--- START OF LISTED ENTRIES ---

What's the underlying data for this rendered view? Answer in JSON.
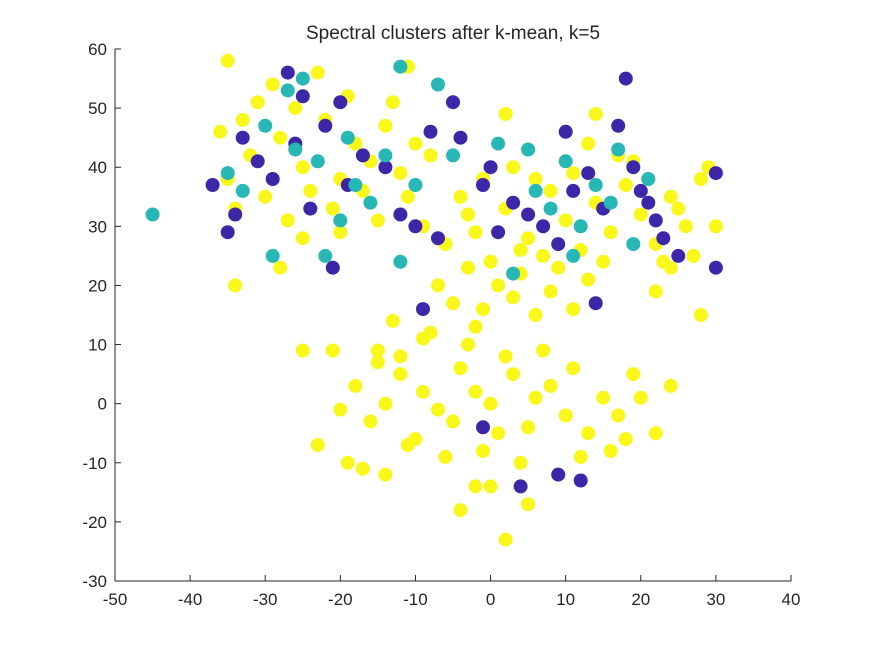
{
  "chart_data": {
    "type": "scatter",
    "title": "Spectral clusters after k-mean, k=5",
    "xlabel": "",
    "ylabel": "",
    "xlim": [
      -50,
      40
    ],
    "ylim": [
      -30,
      60
    ],
    "xticks": [
      "-50",
      "-40",
      "-30",
      "-20",
      "-10",
      "0",
      "10",
      "20",
      "30",
      "40"
    ],
    "yticks": [
      "-30",
      "-20",
      "-10",
      "0",
      "10",
      "20",
      "30",
      "40",
      "50",
      "60"
    ],
    "grid": false,
    "legend": "none",
    "colors": {
      "purple": "#3e26a8",
      "teal": "#27b7b5",
      "yellow": "#f9f81a",
      "axis": "#262626"
    },
    "series": [
      {
        "color": "#f9f81a",
        "points": [
          [
            -2,
            2
          ],
          [
            0,
            0
          ],
          [
            -5,
            -3
          ],
          [
            3,
            5
          ],
          [
            1,
            -5
          ],
          [
            -4,
            6
          ],
          [
            6,
            1
          ],
          [
            -7,
            -1
          ],
          [
            2,
            8
          ],
          [
            -1,
            -8
          ],
          [
            5,
            -4
          ],
          [
            -9,
            2
          ],
          [
            8,
            3
          ],
          [
            -3,
            10
          ],
          [
            4,
            -10
          ],
          [
            -12,
            5
          ],
          [
            10,
            -2
          ],
          [
            -6,
            -9
          ],
          [
            7,
            9
          ],
          [
            -10,
            -6
          ],
          [
            11,
            6
          ],
          [
            -14,
            0
          ],
          [
            13,
            -5
          ],
          [
            -2,
            13
          ],
          [
            0,
            -14
          ],
          [
            -16,
            -3
          ],
          [
            15,
            1
          ],
          [
            -8,
            12
          ],
          [
            9,
            -12
          ],
          [
            -18,
            3
          ],
          [
            17,
            -2
          ],
          [
            -20,
            -1
          ],
          [
            -17,
            -11
          ],
          [
            -23,
            -7
          ],
          [
            -15,
            9
          ],
          [
            -13,
            14
          ],
          [
            16,
            -8
          ],
          [
            19,
            5
          ],
          [
            22,
            -5
          ],
          [
            24,
            3
          ],
          [
            20,
            1
          ],
          [
            18,
            -6
          ],
          [
            2,
            -23
          ],
          [
            -4,
            -18
          ],
          [
            5,
            -17
          ],
          [
            -2,
            -14
          ],
          [
            -19,
            -10
          ],
          [
            -14,
            -12
          ],
          [
            12,
            -9
          ],
          [
            -11,
            -7
          ],
          [
            -1,
            16
          ],
          [
            3,
            18
          ],
          [
            -5,
            17
          ],
          [
            6,
            15
          ],
          [
            1,
            20
          ],
          [
            4,
            22
          ],
          [
            -3,
            23
          ],
          [
            8,
            19
          ],
          [
            11,
            16
          ],
          [
            13,
            21
          ],
          [
            -7,
            20
          ],
          [
            -9,
            11
          ],
          [
            -12,
            8
          ],
          [
            -15,
            7
          ],
          [
            -25,
            9
          ],
          [
            -21,
            9
          ],
          [
            -28,
            45
          ],
          [
            -25,
            40
          ],
          [
            -22,
            48
          ],
          [
            -20,
            38
          ],
          [
            -18,
            44
          ],
          [
            -30,
            35
          ],
          [
            -26,
            50
          ],
          [
            -24,
            36
          ],
          [
            -16,
            41
          ],
          [
            -14,
            47
          ],
          [
            -32,
            42
          ],
          [
            -35,
            38
          ],
          [
            -33,
            48
          ],
          [
            -19,
            52
          ],
          [
            -21,
            33
          ],
          [
            -27,
            31
          ],
          [
            -12,
            39
          ],
          [
            -10,
            44
          ],
          [
            -29,
            54
          ],
          [
            -23,
            56
          ],
          [
            -17,
            36
          ],
          [
            -15,
            31
          ],
          [
            -36,
            46
          ],
          [
            -34,
            33
          ],
          [
            -13,
            51
          ],
          [
            -11,
            35
          ],
          [
            -8,
            42
          ],
          [
            -31,
            51
          ],
          [
            -25,
            28
          ],
          [
            -20,
            29
          ],
          [
            -37,
            37
          ],
          [
            -35,
            58
          ],
          [
            -34,
            20
          ],
          [
            -28,
            23
          ],
          [
            -11,
            57
          ],
          [
            -9,
            30
          ],
          [
            -6,
            27
          ],
          [
            -3,
            32
          ],
          [
            -1,
            38
          ],
          [
            2,
            33
          ],
          [
            5,
            28
          ],
          [
            8,
            36
          ],
          [
            10,
            31
          ],
          [
            12,
            26
          ],
          [
            14,
            34
          ],
          [
            16,
            29
          ],
          [
            18,
            37
          ],
          [
            20,
            32
          ],
          [
            22,
            27
          ],
          [
            24,
            35
          ],
          [
            26,
            30
          ],
          [
            28,
            38
          ],
          [
            30,
            30
          ],
          [
            3,
            40
          ],
          [
            7,
            25
          ],
          [
            11,
            39
          ],
          [
            15,
            24
          ],
          [
            19,
            41
          ],
          [
            23,
            24
          ],
          [
            27,
            25
          ],
          [
            29,
            40
          ],
          [
            -2,
            29
          ],
          [
            6,
            38
          ],
          [
            13,
            44
          ],
          [
            17,
            42
          ],
          [
            21,
            38
          ],
          [
            25,
            33
          ],
          [
            9,
            23
          ],
          [
            4,
            26
          ],
          [
            0,
            24
          ],
          [
            -4,
            35
          ],
          [
            2,
            49
          ],
          [
            14,
            49
          ],
          [
            28,
            15
          ],
          [
            22,
            19
          ],
          [
            24,
            23
          ]
        ]
      },
      {
        "color": "#3e26a8",
        "points": [
          [
            -37,
            37
          ],
          [
            -34,
            32
          ],
          [
            -35,
            29
          ],
          [
            -33,
            45
          ],
          [
            -31,
            41
          ],
          [
            -29,
            38
          ],
          [
            -27,
            56
          ],
          [
            -26,
            44
          ],
          [
            -24,
            33
          ],
          [
            -22,
            47
          ],
          [
            -21,
            23
          ],
          [
            -20,
            51
          ],
          [
            -19,
            37
          ],
          [
            -17,
            42
          ],
          [
            -14,
            40
          ],
          [
            -12,
            32
          ],
          [
            -10,
            30
          ],
          [
            -8,
            46
          ],
          [
            -7,
            28
          ],
          [
            -9,
            16
          ],
          [
            -4,
            45
          ],
          [
            -1,
            37
          ],
          [
            0,
            40
          ],
          [
            1,
            29
          ],
          [
            3,
            34
          ],
          [
            5,
            32
          ],
          [
            7,
            30
          ],
          [
            9,
            27
          ],
          [
            10,
            46
          ],
          [
            11,
            36
          ],
          [
            13,
            39
          ],
          [
            15,
            33
          ],
          [
            17,
            47
          ],
          [
            18,
            55
          ],
          [
            19,
            40
          ],
          [
            20,
            36
          ],
          [
            21,
            34
          ],
          [
            22,
            31
          ],
          [
            23,
            28
          ],
          [
            25,
            25
          ],
          [
            30,
            39
          ],
          [
            30,
            23
          ],
          [
            14,
            17
          ],
          [
            4,
            -14
          ],
          [
            9,
            -12
          ],
          [
            12,
            -13
          ],
          [
            -1,
            -4
          ],
          [
            -5,
            51
          ],
          [
            -25,
            52
          ]
        ]
      },
      {
        "color": "#27b7b5",
        "points": [
          [
            -45,
            32
          ],
          [
            -35,
            39
          ],
          [
            -33,
            36
          ],
          [
            -30,
            47
          ],
          [
            -29,
            25
          ],
          [
            -27,
            53
          ],
          [
            -26,
            43
          ],
          [
            -25,
            55
          ],
          [
            -23,
            41
          ],
          [
            -22,
            25
          ],
          [
            -20,
            31
          ],
          [
            -19,
            45
          ],
          [
            -18,
            37
          ],
          [
            -16,
            34
          ],
          [
            -14,
            42
          ],
          [
            -12,
            24
          ],
          [
            -12,
            57
          ],
          [
            -10,
            37
          ],
          [
            -7,
            54
          ],
          [
            -5,
            42
          ],
          [
            1,
            44
          ],
          [
            3,
            22
          ],
          [
            5,
            43
          ],
          [
            6,
            36
          ],
          [
            8,
            33
          ],
          [
            10,
            41
          ],
          [
            12,
            30
          ],
          [
            14,
            37
          ],
          [
            16,
            34
          ],
          [
            17,
            43
          ],
          [
            19,
            27
          ],
          [
            21,
            38
          ],
          [
            11,
            25
          ]
        ]
      }
    ]
  }
}
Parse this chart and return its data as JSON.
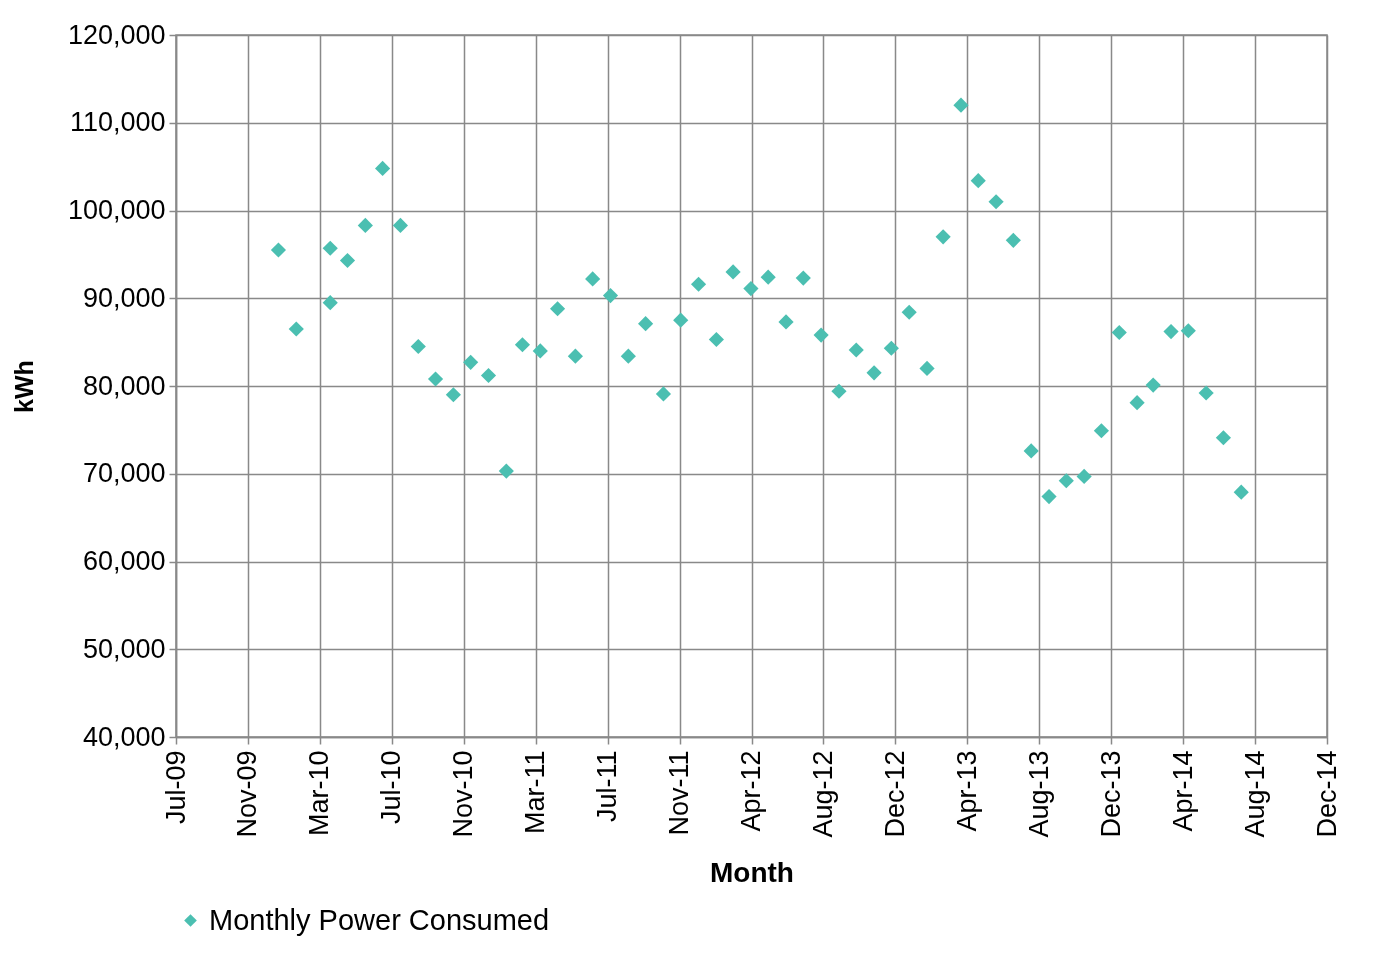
{
  "chart_data": {
    "type": "scatter",
    "xlabel": "Month",
    "ylabel": "kWh",
    "x": [
      "2010-01",
      "2010-02",
      "2010-04",
      "2010-04",
      "2010-05",
      "2010-06",
      "2010-07",
      "2010-08",
      "2010-09",
      "2010-10",
      "2010-11",
      "2010-12",
      "2011-01",
      "2011-02",
      "2011-03",
      "2011-04",
      "2011-05",
      "2011-06",
      "2011-07",
      "2011-08",
      "2011-09",
      "2011-10",
      "2011-11",
      "2011-12",
      "2012-01",
      "2012-02",
      "2012-03",
      "2012-04",
      "2012-05",
      "2012-06",
      "2012-07",
      "2012-08",
      "2012-09",
      "2012-10",
      "2012-11",
      "2012-12",
      "2013-01",
      "2013-02",
      "2013-03",
      "2013-04",
      "2013-05",
      "2013-06",
      "2013-07",
      "2013-08",
      "2013-09",
      "2013-10",
      "2013-11",
      "2013-12",
      "2014-01",
      "2014-02",
      "2014-03",
      "2014-04",
      "2014-05",
      "2014-06",
      "2014-07",
      "2014-08"
    ],
    "series": [
      {
        "name": "Monthly Power Consumed",
        "color": "#4bbfb1",
        "values": [
          95500,
          86500,
          95700,
          89500,
          94300,
          98300,
          104800,
          98300,
          84500,
          80800,
          79000,
          82700,
          81200,
          70300,
          84700,
          84000,
          88800,
          83400,
          92200,
          90300,
          83400,
          87100,
          79100,
          87500,
          91600,
          85300,
          93000,
          91100,
          92400,
          87300,
          92300,
          85800,
          79400,
          84100,
          81500,
          84300,
          88400,
          82000,
          97000,
          112000,
          103400,
          101000,
          96600,
          72600,
          67400,
          69200,
          69700,
          74900,
          86100,
          78100,
          80100,
          86200,
          86300,
          79200,
          74100,
          67900
        ]
      }
    ],
    "xlim": [
      "2009-07-07",
      "2014-12-28"
    ],
    "xticks": [
      {
        "value": "2009-07-07",
        "label": "Jul-09"
      },
      {
        "value": "2009-11-09",
        "label": "Nov-09"
      },
      {
        "value": "2010-03-14",
        "label": "Mar-10"
      },
      {
        "value": "2010-07-17",
        "label": "Jul-10"
      },
      {
        "value": "2010-11-19",
        "label": "Nov-10"
      },
      {
        "value": "2011-03-24",
        "label": "Mar-11"
      },
      {
        "value": "2011-07-27",
        "label": "Jul-11"
      },
      {
        "value": "2011-11-29",
        "label": "Nov-11"
      },
      {
        "value": "2012-04-02",
        "label": "Apr-12"
      },
      {
        "value": "2012-08-05",
        "label": "Aug-12"
      },
      {
        "value": "2012-12-08",
        "label": "Dec-12"
      },
      {
        "value": "2013-04-12",
        "label": "Apr-13"
      },
      {
        "value": "2013-08-15",
        "label": "Aug-13"
      },
      {
        "value": "2013-12-18",
        "label": "Dec-13"
      },
      {
        "value": "2014-04-22",
        "label": "Apr-14"
      },
      {
        "value": "2014-08-25",
        "label": "Aug-14"
      },
      {
        "value": "2014-12-28",
        "label": "Dec-14"
      }
    ],
    "ylim": [
      40000,
      120000
    ],
    "yticks": [
      {
        "value": 40000,
        "label": "40,000"
      },
      {
        "value": 50000,
        "label": "50,000"
      },
      {
        "value": 60000,
        "label": "60,000"
      },
      {
        "value": 70000,
        "label": "70,000"
      },
      {
        "value": 80000,
        "label": "80,000"
      },
      {
        "value": 90000,
        "label": "90,000"
      },
      {
        "value": 100000,
        "label": "100,000"
      },
      {
        "value": 110000,
        "label": "110,000"
      },
      {
        "value": 120000,
        "label": "120,000"
      }
    ],
    "grid": true,
    "legend": "bottom",
    "marker": "diamond"
  }
}
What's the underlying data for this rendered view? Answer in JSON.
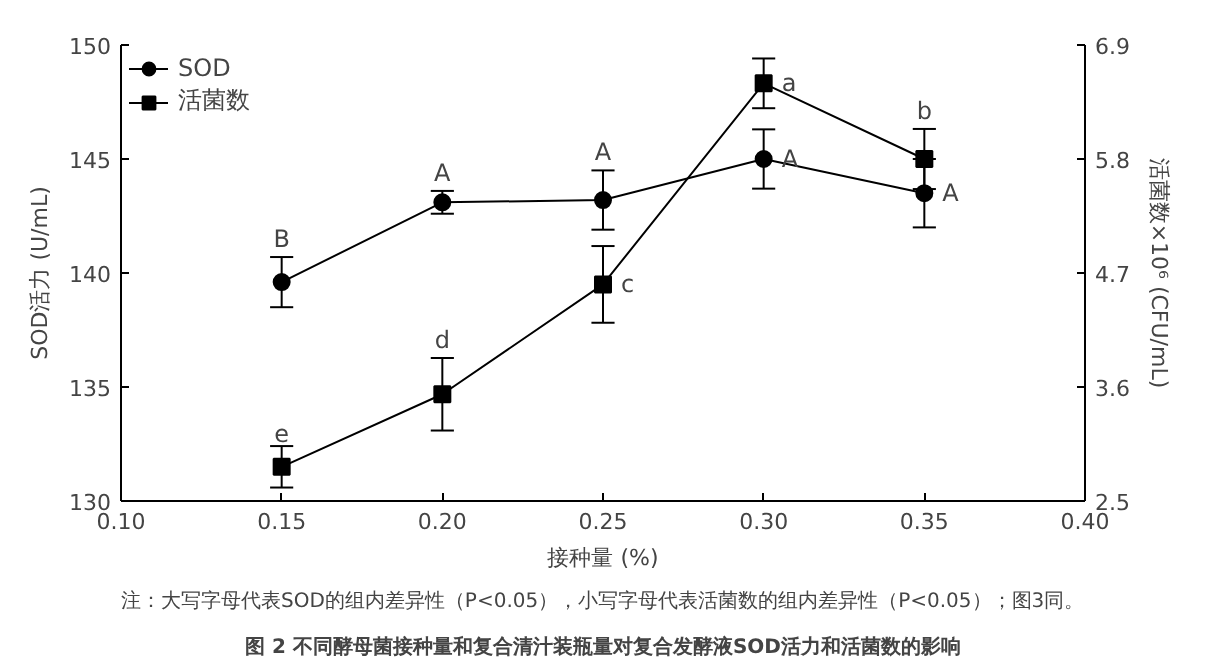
{
  "chart_data": {
    "type": "line",
    "title": "图 2 不同酵母菌接种量和复合清汁装瓶量对复合发酵液SOD活力和活菌数的影响",
    "xlabel": "接种量 (%)",
    "ylabel": "SOD活力 (U/mL)",
    "y2label": "活菌数×10⁶ (CFU/mL)",
    "x": [
      0.15,
      0.2,
      0.25,
      0.3,
      0.35
    ],
    "series": [
      {
        "name": "SOD",
        "color": "#000000",
        "marker": "circle",
        "values": [
          139.6,
          143.1,
          143.2,
          145.0,
          143.5
        ],
        "value_labels": [
          "B",
          "A",
          "A",
          "A",
          "A"
        ],
        "errors": [
          1.1,
          0.5,
          1.3,
          1.3,
          1.5
        ]
      },
      {
        "name": "活菌数",
        "color": "#000000",
        "marker": "square",
        "axis": "y2",
        "values": [
          2.83,
          3.53,
          4.59,
          6.53,
          5.8
        ],
        "value_labels": [
          "e",
          "d",
          "c",
          "a",
          "b"
        ],
        "errors": [
          0.2,
          0.35,
          0.37,
          0.24,
          0.29
        ]
      }
    ],
    "xlim": [
      0.1,
      0.4
    ],
    "xticks": [
      {
        "value": 0.1,
        "label": "0.10"
      },
      0.15,
      {
        "value": 0.2,
        "label": "0.20"
      },
      0.25,
      {
        "value": 0.3,
        "label": "0.30"
      },
      0.35,
      {
        "value": 0.4,
        "label": "0.40"
      }
    ],
    "ylim": [
      130,
      150
    ],
    "yticks": [
      130,
      135,
      140,
      145,
      150
    ],
    "y2lim": [
      2.5,
      6.9
    ],
    "y2ticks": [
      2.5,
      3.6,
      4.7,
      5.8,
      6.9
    ],
    "legend": "top left",
    "grid": false,
    "annotations": [
      "注：大写字母代表SOD的组内差异性（P<0.05），小写字母代表活菌数的组内差异性（P<0.05）；图3同。"
    ]
  }
}
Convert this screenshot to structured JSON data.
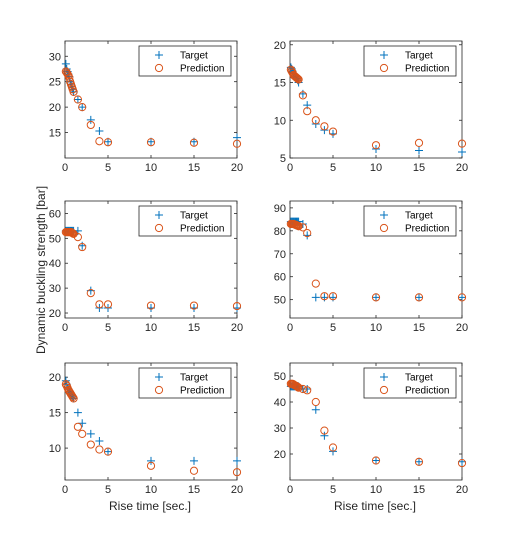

--- END OF LISTED ENTRIES ---

YOUR INSTRUCTIONS. From the data above, copy out every line with the string "this" in it.

REPLY TO THE EXERCISE.
What's the underlying data for this rendered view? Answer in JSON.
Parse this chart and return its data as JSON.
What's the underlying data for this rendered view? Answer in JSON.
Convert this screenshot to structured JSON data.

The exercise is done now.